# Dataset

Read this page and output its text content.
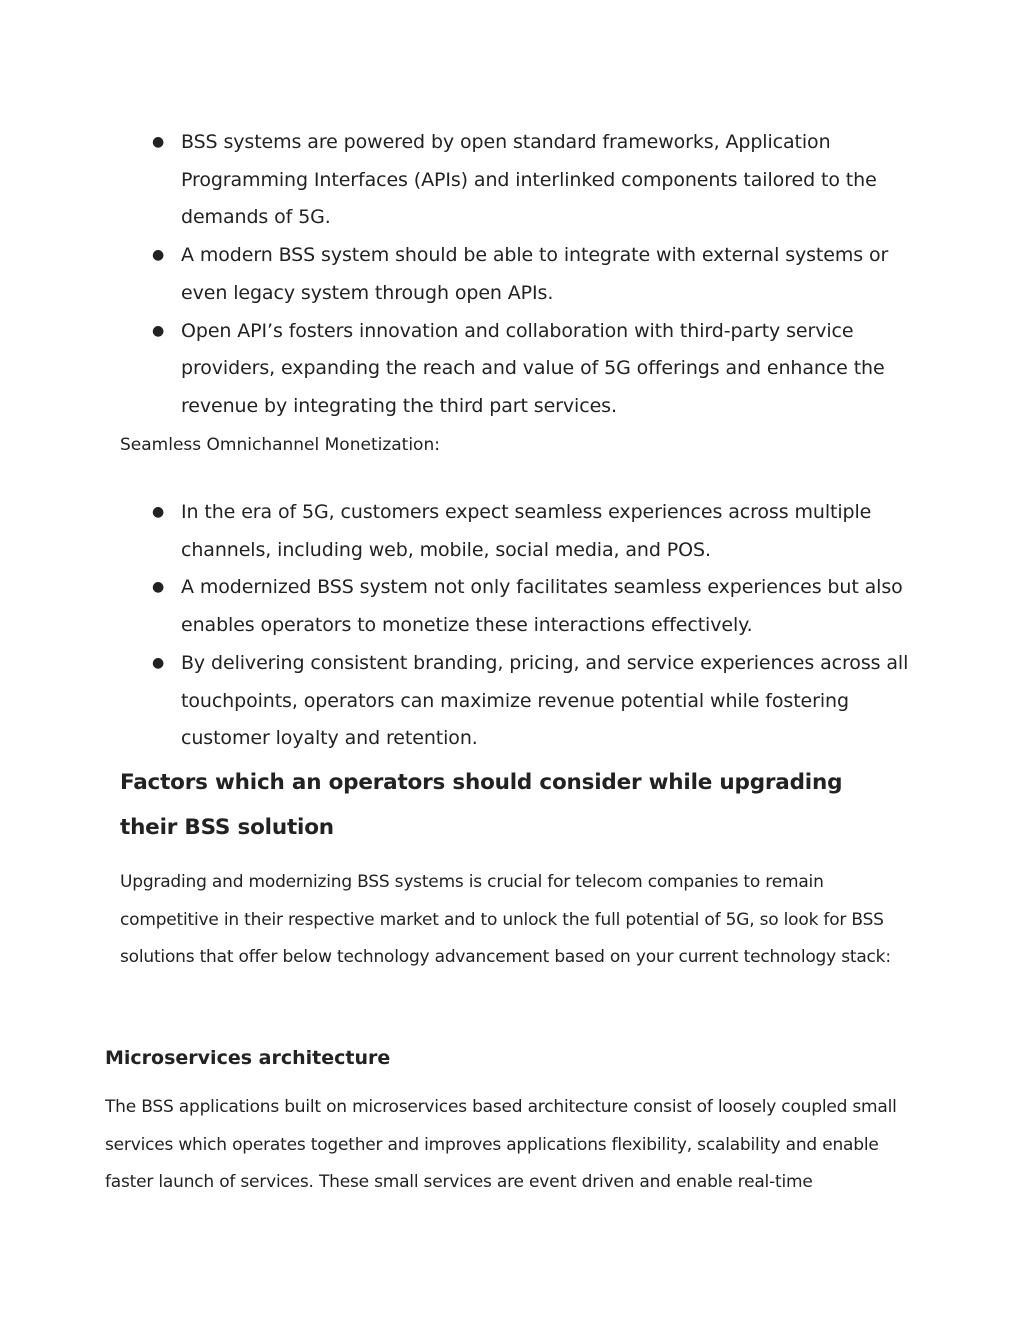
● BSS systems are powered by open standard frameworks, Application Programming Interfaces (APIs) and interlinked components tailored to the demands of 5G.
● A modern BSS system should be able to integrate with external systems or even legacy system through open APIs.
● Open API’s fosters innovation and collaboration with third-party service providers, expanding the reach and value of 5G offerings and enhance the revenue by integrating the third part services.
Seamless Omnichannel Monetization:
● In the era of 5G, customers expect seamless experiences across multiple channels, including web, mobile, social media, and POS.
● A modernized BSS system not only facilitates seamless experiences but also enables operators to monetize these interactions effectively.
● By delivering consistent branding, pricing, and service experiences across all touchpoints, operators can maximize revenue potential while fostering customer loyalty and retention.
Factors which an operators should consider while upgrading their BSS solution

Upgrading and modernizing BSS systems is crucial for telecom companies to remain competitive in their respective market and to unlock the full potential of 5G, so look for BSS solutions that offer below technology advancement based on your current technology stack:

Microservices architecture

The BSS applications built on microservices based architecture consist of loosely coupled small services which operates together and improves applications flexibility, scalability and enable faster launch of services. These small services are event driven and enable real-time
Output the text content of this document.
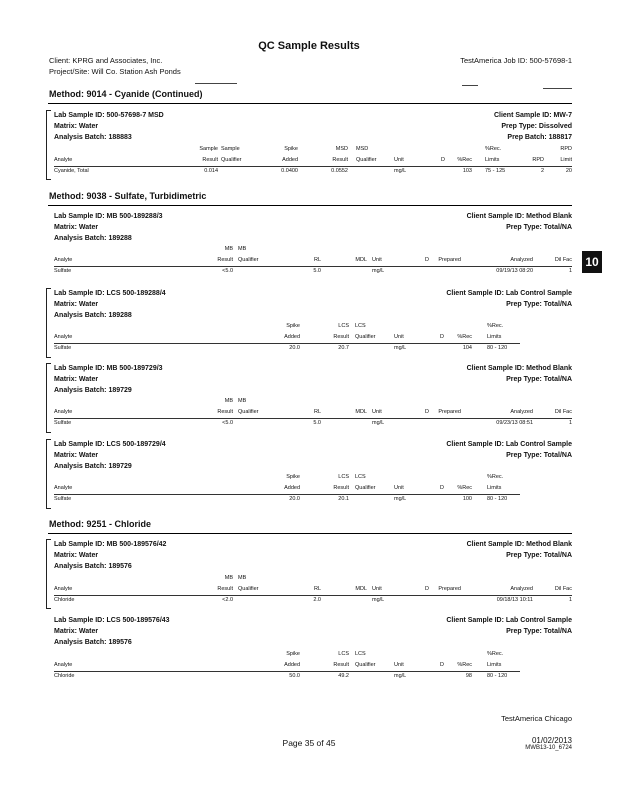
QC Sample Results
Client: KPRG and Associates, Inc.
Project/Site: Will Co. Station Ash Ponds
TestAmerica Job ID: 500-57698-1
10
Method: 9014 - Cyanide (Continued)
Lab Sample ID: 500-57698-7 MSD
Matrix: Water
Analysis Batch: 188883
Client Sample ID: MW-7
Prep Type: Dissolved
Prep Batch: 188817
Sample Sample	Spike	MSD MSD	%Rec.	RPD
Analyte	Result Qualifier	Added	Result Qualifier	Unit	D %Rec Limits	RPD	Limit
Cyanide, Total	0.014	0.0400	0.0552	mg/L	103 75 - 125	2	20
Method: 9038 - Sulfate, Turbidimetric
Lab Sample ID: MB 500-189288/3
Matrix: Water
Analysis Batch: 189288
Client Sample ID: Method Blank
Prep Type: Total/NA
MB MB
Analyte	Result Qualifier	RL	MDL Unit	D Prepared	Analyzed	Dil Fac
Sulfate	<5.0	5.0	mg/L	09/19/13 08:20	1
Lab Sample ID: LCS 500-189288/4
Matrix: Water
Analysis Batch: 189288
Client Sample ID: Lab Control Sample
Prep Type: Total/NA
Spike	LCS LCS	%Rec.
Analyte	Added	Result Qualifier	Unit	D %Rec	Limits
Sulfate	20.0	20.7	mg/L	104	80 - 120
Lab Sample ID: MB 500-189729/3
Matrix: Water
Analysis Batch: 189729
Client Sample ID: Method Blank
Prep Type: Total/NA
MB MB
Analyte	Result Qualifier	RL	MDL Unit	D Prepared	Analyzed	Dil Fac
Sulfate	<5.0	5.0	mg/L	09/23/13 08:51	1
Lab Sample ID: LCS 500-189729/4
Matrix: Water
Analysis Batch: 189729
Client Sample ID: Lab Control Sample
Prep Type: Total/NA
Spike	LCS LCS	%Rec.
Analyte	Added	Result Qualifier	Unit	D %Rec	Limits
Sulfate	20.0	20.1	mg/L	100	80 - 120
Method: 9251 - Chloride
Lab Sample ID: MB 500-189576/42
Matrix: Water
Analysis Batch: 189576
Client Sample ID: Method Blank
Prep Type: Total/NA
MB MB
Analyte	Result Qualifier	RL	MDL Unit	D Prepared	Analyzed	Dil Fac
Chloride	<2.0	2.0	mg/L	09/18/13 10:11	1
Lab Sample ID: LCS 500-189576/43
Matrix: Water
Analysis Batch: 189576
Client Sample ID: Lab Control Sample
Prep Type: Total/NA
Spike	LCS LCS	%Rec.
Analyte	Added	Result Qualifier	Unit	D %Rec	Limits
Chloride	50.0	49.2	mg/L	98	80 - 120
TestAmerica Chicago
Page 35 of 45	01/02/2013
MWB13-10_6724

---

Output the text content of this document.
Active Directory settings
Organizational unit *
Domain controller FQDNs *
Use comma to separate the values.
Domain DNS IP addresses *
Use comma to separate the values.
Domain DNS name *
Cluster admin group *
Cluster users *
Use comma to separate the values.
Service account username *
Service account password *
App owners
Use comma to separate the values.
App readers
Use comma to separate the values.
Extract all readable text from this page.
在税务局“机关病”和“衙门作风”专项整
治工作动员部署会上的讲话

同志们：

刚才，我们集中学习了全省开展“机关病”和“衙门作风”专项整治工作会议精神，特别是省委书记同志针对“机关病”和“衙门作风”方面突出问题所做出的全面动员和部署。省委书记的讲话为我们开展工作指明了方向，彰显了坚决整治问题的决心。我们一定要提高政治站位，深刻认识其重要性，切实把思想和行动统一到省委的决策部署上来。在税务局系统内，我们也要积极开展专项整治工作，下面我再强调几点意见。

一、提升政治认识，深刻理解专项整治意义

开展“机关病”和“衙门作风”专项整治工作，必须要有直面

--

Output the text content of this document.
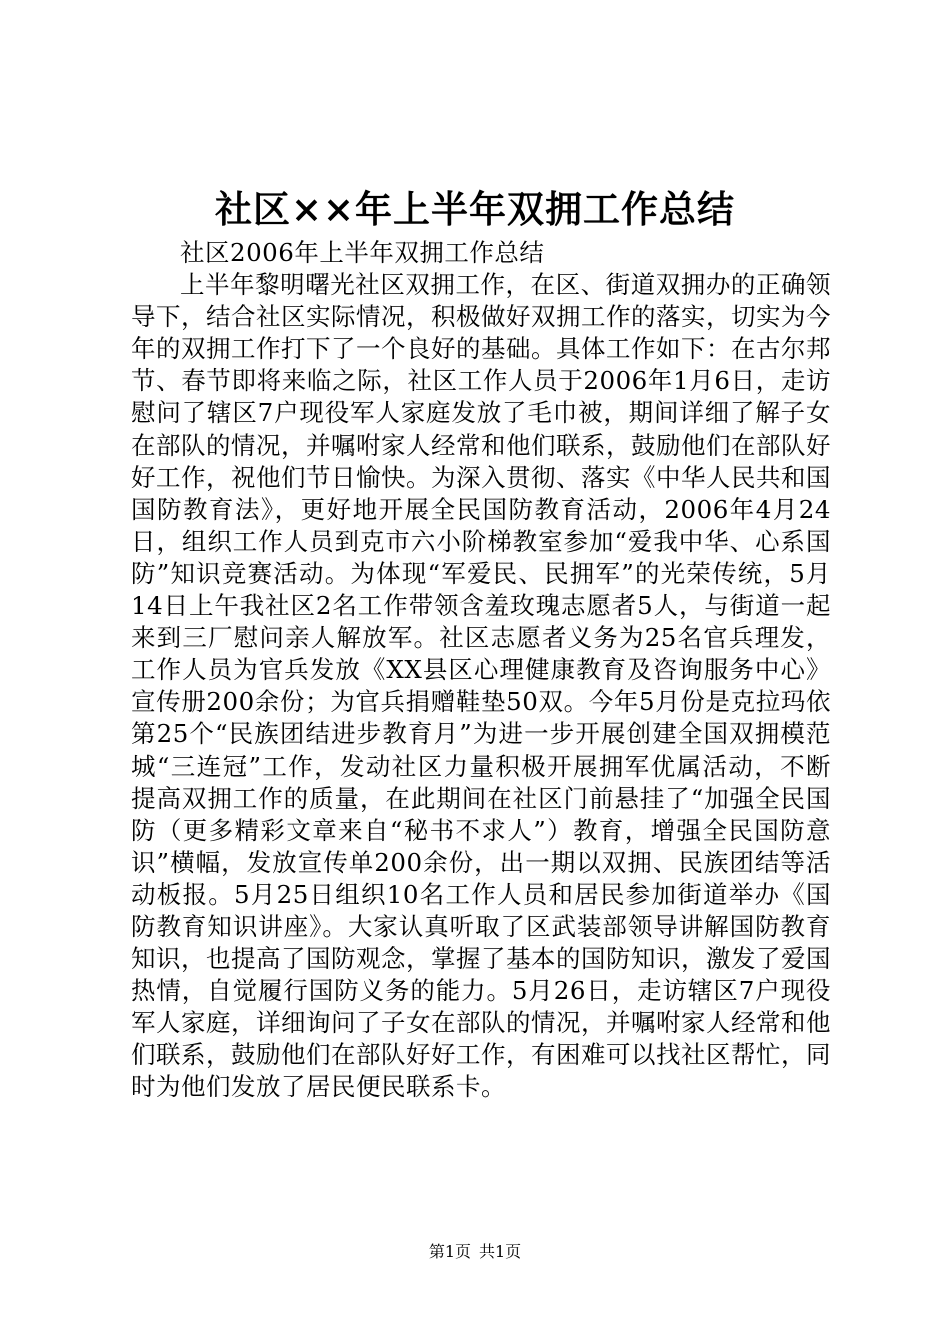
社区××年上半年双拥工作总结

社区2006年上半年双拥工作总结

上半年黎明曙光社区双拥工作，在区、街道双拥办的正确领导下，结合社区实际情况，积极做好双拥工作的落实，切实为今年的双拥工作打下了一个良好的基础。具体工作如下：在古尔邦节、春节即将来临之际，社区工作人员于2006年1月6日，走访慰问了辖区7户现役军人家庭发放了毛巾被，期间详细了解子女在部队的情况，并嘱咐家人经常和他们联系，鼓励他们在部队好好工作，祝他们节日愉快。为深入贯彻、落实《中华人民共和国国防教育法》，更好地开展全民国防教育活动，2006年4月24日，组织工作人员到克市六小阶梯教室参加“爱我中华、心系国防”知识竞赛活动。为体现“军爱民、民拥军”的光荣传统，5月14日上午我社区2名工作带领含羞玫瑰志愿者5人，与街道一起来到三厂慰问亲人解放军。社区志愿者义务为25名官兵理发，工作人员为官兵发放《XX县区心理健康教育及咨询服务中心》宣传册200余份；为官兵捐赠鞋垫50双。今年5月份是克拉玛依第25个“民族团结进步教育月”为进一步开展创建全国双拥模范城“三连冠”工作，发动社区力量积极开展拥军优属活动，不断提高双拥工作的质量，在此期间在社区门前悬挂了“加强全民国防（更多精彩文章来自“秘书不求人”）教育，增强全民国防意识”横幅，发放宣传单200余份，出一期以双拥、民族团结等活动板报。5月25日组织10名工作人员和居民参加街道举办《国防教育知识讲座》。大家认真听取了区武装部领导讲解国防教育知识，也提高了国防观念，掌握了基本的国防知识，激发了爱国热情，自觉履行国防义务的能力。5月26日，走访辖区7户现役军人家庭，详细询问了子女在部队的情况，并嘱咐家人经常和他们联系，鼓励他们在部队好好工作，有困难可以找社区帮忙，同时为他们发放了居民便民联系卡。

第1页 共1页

# Exercise details
Where does the word "APIs" appear? Return each line that holds it.

# Correct response
● BSS systems are powered by open standard frameworks, Application Programming Interfaces (APIs) and interlinked components tailored to the demands of 5G.
● A modern BSS system should be able to integrate with external systems or even legacy system through open APIs.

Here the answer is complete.